Objective: Write out the listing below without alteration, omitting its pictures.

Data in this exercise:
— start —

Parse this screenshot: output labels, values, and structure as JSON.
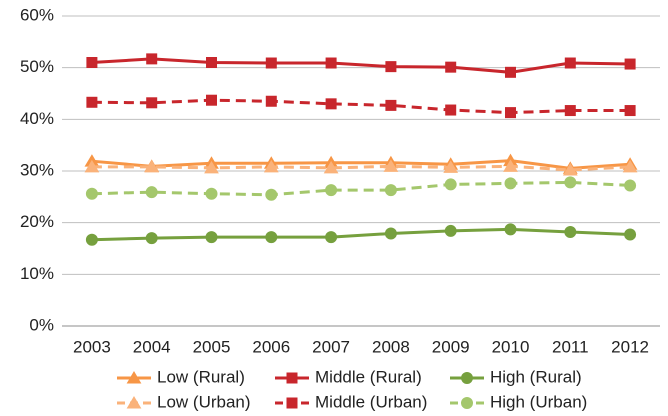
{
  "chart_data": {
    "type": "line",
    "categories": [
      "2003",
      "2004",
      "2005",
      "2006",
      "2007",
      "2008",
      "2009",
      "2010",
      "2011",
      "2012"
    ],
    "series": [
      {
        "name": "Low (Rural)",
        "color": "#f79646",
        "marker": "triangle",
        "dashed": false,
        "values": [
          31.9,
          30.9,
          31.5,
          31.5,
          31.6,
          31.6,
          31.3,
          32.0,
          30.5,
          31.3
        ]
      },
      {
        "name": "Middle (Rural)",
        "color": "#c8262c",
        "marker": "square",
        "dashed": false,
        "values": [
          51.0,
          51.7,
          51.0,
          50.9,
          50.9,
          50.2,
          50.1,
          49.1,
          50.9,
          50.7
        ]
      },
      {
        "name": "High (Rural)",
        "color": "#76a03e",
        "marker": "circle",
        "dashed": false,
        "values": [
          16.7,
          17.0,
          17.2,
          17.2,
          17.2,
          17.9,
          18.4,
          18.7,
          18.2,
          17.7
        ]
      },
      {
        "name": "Low (Urban)",
        "color": "#fab27a",
        "marker": "triangle",
        "dashed": true,
        "values": [
          30.8,
          30.8,
          30.6,
          30.8,
          30.6,
          30.9,
          30.7,
          30.9,
          30.2,
          30.8
        ]
      },
      {
        "name": "Middle (Urban)",
        "color": "#c8262c",
        "marker": "square",
        "dashed": true,
        "values": [
          43.3,
          43.2,
          43.7,
          43.5,
          43.0,
          42.7,
          41.8,
          41.3,
          41.7,
          41.7
        ]
      },
      {
        "name": "High (Urban)",
        "color": "#a4c76c",
        "marker": "circle",
        "dashed": true,
        "values": [
          25.6,
          25.9,
          25.6,
          25.4,
          26.3,
          26.3,
          27.4,
          27.6,
          27.8,
          27.2
        ]
      }
    ],
    "ylim": [
      0,
      60
    ],
    "yticks": [
      {
        "value": 0,
        "label": "0%"
      },
      {
        "value": 10,
        "label": "10%"
      },
      {
        "value": 20,
        "label": "20%"
      },
      {
        "value": 30,
        "label": "30%"
      },
      {
        "value": 40,
        "label": "40%"
      },
      {
        "value": 50,
        "label": "50%"
      },
      {
        "value": 60,
        "label": "60%"
      }
    ],
    "grid": true,
    "legend": "bottom"
  }
}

— end —

Output:
Parse this screenshot: output labels, values, and structure as JSON.
{
  "chart_data": {
    "type": "line",
    "categories": [
      "2003",
      "2004",
      "2005",
      "2006",
      "2007",
      "2008",
      "2009",
      "2010",
      "2011",
      "2012"
    ],
    "series": [
      {
        "name": "Low (Rural)",
        "color": "#f79646",
        "marker": "triangle",
        "dashed": false,
        "values": [
          31.9,
          30.9,
          31.5,
          31.5,
          31.6,
          31.6,
          31.3,
          32.0,
          30.5,
          31.3
        ]
      },
      {
        "name": "Middle (Rural)",
        "color": "#c8262c",
        "marker": "square",
        "dashed": false,
        "values": [
          51.0,
          51.7,
          51.0,
          50.9,
          50.9,
          50.2,
          50.1,
          49.1,
          50.9,
          50.7
        ]
      },
      {
        "name": "High (Rural)",
        "color": "#76a03e",
        "marker": "circle",
        "dashed": false,
        "values": [
          16.7,
          17.0,
          17.2,
          17.2,
          17.2,
          17.9,
          18.4,
          18.7,
          18.2,
          17.7
        ]
      },
      {
        "name": "Low (Urban)",
        "color": "#fab27a",
        "marker": "triangle",
        "dashed": true,
        "values": [
          30.8,
          30.8,
          30.6,
          30.8,
          30.6,
          30.9,
          30.7,
          30.9,
          30.2,
          30.8
        ]
      },
      {
        "name": "Middle (Urban)",
        "color": "#c8262c",
        "marker": "square",
        "dashed": true,
        "values": [
          43.3,
          43.2,
          43.7,
          43.5,
          43.0,
          42.7,
          41.8,
          41.3,
          41.7,
          41.7
        ]
      },
      {
        "name": "High (Urban)",
        "color": "#a4c76c",
        "marker": "circle",
        "dashed": true,
        "values": [
          25.6,
          25.9,
          25.6,
          25.4,
          26.3,
          26.3,
          27.4,
          27.6,
          27.8,
          27.2
        ]
      }
    ],
    "ylim": [
      0,
      60
    ],
    "yticks": [
      {
        "value": 0,
        "label": "0%"
      },
      {
        "value": 10,
        "label": "10%"
      },
      {
        "value": 20,
        "label": "20%"
      },
      {
        "value": 30,
        "label": "30%"
      },
      {
        "value": 40,
        "label": "40%"
      },
      {
        "value": 50,
        "label": "50%"
      },
      {
        "value": 60,
        "label": "60%"
      }
    ],
    "grid": true,
    "legend": "bottom"
  }
}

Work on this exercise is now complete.